List all lines of the data that include the string "ubezpieczenia".
● ● ● ● ●
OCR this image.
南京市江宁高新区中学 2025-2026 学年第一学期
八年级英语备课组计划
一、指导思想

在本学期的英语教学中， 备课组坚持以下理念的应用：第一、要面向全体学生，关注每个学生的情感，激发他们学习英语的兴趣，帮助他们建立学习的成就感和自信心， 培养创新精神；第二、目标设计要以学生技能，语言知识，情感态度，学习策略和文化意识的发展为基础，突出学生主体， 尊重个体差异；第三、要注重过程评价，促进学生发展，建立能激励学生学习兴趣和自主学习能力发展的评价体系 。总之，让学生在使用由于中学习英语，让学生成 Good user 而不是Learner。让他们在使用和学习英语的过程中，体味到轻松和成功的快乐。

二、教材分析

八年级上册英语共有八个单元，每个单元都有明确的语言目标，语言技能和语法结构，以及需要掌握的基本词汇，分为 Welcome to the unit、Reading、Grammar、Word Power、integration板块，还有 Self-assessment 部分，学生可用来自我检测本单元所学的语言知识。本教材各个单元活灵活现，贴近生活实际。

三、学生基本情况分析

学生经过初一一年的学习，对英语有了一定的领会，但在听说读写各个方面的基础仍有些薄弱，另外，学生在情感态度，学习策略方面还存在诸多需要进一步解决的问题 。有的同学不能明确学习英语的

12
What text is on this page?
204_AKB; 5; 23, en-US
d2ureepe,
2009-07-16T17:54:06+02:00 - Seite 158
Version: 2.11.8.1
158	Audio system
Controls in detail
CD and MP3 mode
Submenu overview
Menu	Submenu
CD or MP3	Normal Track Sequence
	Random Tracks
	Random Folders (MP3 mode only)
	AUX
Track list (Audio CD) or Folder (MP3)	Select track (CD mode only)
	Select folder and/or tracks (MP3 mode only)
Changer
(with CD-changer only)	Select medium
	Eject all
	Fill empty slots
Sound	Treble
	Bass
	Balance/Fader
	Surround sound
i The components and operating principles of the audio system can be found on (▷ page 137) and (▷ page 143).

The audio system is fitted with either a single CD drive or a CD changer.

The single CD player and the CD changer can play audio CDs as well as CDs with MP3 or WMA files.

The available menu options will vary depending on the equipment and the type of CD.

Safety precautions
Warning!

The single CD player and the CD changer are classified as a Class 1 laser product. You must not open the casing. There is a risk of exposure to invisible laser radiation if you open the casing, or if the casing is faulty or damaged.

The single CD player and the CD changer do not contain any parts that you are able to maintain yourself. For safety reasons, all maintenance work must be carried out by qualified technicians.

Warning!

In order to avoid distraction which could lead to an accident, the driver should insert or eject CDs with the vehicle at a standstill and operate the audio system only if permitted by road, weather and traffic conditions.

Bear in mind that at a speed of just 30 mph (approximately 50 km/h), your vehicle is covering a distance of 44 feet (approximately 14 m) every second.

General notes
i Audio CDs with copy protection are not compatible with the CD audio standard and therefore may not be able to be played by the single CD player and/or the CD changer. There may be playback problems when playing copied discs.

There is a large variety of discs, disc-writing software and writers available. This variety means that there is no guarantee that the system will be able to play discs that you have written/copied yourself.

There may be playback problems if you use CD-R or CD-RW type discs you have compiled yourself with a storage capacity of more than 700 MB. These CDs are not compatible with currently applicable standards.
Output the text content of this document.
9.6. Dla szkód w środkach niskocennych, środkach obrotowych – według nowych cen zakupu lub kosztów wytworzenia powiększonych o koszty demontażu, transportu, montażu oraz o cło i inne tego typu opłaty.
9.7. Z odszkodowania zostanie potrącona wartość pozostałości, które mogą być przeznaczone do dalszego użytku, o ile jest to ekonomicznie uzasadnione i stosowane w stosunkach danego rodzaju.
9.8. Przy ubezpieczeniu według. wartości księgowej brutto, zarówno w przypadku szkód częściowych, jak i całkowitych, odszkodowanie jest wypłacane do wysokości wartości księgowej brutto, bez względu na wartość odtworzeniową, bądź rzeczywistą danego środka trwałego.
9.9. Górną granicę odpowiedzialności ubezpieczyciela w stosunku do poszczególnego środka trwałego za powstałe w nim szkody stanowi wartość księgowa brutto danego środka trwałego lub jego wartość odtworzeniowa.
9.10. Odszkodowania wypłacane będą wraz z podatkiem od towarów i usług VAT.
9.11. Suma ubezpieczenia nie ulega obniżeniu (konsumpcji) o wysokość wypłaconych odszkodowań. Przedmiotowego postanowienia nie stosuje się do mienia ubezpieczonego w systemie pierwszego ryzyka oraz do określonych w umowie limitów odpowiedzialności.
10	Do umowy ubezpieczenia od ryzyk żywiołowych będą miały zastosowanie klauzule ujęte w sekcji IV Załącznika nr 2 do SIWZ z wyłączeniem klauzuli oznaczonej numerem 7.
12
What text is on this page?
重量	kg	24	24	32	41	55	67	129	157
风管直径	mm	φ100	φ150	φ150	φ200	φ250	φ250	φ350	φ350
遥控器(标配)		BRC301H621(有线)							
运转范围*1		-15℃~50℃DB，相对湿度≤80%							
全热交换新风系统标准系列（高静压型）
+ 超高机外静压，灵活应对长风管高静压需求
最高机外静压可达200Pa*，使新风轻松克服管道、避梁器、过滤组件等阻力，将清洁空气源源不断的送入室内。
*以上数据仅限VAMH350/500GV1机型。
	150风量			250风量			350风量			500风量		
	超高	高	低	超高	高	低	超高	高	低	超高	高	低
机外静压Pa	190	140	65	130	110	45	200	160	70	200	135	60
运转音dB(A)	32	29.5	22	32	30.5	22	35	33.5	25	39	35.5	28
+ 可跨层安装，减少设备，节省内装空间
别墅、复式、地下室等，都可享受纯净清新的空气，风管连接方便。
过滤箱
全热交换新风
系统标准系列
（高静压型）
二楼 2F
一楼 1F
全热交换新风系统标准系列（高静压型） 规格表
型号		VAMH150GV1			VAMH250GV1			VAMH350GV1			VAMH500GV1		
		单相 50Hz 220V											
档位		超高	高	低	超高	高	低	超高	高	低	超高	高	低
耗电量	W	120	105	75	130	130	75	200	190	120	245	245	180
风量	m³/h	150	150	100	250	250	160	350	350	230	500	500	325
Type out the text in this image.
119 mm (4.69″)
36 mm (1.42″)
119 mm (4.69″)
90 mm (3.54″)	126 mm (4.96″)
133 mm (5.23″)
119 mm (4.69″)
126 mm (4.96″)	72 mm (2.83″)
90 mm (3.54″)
● ● ● ● ●
• Reply to the task:
9.11. Suma ubezpieczenia nie ulega obniżeniu (konsumpcji) o wysokość wypłaconych odszkodowań. Przedmiotowego postanowienia nie stosuje się do mienia ubezpieczonego w systemie pierwszego ryzyka oraz do określonych w umowie limitów odpowiedzialności.
10	Do umowy ubezpieczenia od ryzyk żywiołowych będą miały zastosowanie klauzule ujęte w sekcji IV Załącznika nr 2 do SIWZ z wyłączeniem klauzuli oznaczonej numerem 7.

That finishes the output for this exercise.